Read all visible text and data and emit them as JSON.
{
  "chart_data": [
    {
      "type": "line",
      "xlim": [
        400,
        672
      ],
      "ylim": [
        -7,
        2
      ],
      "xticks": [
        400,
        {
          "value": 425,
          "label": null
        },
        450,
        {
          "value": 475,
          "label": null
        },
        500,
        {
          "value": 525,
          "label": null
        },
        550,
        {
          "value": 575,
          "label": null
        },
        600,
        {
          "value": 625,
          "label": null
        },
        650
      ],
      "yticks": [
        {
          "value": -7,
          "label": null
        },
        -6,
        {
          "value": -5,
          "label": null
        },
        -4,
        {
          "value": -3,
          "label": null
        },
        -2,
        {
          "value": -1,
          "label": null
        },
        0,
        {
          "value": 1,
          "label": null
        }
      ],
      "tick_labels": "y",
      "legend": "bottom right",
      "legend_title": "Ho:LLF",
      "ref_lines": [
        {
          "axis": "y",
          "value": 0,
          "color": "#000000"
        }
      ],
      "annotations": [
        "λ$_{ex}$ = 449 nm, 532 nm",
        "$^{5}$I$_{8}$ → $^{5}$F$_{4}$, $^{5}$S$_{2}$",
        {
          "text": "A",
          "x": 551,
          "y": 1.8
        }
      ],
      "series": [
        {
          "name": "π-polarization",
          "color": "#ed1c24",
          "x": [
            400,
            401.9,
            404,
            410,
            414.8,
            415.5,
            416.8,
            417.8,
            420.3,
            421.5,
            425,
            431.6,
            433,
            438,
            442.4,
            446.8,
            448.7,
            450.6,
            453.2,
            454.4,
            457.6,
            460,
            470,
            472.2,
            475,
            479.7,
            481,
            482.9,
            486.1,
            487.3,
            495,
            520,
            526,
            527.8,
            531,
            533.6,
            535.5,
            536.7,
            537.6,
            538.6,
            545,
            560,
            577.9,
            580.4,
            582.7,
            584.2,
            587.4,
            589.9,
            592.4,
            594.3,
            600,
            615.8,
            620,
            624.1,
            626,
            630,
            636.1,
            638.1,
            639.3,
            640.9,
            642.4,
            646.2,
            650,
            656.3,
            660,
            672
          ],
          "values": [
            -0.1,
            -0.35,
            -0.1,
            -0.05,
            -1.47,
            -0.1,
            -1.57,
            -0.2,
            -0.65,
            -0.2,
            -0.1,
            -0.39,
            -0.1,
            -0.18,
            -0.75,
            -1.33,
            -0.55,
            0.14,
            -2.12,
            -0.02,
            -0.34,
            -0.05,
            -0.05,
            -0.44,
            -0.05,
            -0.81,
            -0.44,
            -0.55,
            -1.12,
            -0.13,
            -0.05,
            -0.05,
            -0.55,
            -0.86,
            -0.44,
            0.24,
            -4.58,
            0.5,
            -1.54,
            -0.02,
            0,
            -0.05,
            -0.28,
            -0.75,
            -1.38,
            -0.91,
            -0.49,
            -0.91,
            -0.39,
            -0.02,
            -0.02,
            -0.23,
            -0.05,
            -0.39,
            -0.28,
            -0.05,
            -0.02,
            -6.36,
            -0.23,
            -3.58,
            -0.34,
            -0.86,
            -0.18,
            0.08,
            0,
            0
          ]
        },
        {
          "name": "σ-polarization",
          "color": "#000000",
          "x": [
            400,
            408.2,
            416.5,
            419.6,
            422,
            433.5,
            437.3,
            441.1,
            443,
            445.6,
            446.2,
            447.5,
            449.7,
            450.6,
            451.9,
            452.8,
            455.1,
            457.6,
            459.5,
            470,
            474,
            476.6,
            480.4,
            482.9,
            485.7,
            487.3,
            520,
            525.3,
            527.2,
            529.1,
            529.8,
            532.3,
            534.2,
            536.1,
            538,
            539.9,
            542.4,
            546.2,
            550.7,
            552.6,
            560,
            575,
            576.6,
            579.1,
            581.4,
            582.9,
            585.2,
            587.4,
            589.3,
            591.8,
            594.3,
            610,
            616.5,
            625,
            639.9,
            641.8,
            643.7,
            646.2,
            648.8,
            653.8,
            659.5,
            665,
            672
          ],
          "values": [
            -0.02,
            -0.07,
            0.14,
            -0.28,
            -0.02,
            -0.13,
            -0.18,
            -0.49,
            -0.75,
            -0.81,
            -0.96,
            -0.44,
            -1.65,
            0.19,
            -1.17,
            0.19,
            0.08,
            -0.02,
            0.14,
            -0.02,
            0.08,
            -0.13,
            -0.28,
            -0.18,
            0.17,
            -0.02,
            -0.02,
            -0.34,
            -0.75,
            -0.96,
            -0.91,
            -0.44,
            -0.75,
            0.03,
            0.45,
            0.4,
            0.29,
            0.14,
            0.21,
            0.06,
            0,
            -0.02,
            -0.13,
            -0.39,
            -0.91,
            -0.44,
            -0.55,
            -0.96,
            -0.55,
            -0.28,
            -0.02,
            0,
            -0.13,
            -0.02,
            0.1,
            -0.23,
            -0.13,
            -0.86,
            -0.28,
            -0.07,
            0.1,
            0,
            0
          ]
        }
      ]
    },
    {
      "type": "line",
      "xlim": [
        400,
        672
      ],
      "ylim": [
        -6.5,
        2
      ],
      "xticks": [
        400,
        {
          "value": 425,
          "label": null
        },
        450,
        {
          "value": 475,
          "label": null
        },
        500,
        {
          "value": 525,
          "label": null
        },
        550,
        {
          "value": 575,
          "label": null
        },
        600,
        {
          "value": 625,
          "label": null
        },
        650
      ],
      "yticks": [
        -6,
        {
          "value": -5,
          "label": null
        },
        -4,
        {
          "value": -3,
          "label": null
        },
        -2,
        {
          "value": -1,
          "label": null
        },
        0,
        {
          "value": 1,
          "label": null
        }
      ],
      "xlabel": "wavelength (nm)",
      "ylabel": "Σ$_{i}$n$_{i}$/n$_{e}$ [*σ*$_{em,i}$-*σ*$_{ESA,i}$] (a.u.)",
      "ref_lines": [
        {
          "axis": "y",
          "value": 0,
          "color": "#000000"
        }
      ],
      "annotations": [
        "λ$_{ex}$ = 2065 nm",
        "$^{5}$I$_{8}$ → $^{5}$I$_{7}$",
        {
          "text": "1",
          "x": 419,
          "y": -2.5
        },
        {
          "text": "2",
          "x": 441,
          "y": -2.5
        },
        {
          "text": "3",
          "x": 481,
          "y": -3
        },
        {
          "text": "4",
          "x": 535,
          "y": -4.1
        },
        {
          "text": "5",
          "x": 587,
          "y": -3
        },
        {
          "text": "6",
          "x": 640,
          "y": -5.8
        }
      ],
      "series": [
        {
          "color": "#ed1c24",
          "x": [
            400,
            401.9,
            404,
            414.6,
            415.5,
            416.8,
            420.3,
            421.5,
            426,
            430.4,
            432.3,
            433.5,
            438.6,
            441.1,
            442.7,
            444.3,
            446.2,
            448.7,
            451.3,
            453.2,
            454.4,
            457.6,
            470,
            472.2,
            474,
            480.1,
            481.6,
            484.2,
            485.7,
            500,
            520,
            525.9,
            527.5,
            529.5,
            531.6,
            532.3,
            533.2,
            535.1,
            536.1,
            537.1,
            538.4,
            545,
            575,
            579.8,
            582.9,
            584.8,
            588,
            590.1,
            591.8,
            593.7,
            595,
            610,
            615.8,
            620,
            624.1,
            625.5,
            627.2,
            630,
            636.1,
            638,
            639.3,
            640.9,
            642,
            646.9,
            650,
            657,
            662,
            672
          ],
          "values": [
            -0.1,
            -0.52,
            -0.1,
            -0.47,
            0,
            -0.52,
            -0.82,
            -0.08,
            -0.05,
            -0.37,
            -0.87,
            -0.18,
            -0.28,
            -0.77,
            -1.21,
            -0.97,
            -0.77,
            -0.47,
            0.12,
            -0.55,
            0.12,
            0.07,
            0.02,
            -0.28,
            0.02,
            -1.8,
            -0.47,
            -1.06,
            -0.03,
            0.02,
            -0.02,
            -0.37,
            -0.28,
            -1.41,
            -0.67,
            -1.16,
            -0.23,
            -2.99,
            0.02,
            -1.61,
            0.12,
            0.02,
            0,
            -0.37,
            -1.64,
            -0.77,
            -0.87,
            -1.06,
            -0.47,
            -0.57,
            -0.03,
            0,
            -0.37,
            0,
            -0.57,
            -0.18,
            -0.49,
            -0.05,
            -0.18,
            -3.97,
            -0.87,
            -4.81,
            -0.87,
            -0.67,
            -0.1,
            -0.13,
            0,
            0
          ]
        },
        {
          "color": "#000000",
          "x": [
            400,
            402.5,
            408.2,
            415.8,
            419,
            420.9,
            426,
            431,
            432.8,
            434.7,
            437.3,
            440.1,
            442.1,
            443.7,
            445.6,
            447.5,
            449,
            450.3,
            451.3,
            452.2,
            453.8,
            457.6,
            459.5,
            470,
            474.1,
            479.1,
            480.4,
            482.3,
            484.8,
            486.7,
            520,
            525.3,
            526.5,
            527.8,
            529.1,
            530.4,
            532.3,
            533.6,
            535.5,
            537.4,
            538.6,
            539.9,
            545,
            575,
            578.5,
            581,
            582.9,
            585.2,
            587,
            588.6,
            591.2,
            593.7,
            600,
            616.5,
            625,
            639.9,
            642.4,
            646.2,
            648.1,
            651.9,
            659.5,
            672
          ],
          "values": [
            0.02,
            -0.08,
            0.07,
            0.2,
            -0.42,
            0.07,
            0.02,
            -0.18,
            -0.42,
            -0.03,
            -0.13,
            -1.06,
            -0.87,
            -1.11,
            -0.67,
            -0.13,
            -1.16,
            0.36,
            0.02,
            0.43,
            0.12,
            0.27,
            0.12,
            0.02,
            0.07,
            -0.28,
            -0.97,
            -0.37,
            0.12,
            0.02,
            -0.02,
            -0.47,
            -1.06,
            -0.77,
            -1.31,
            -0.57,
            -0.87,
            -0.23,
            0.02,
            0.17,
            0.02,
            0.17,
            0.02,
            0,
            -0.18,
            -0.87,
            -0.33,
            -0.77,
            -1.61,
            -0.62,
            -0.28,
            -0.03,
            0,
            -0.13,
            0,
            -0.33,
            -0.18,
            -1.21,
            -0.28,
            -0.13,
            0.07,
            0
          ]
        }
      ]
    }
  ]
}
#####
Aim: Go through the material and copy out every line with "name" in it.

Result below:
          "name": "π-polarization",
          "name": "σ-polarization",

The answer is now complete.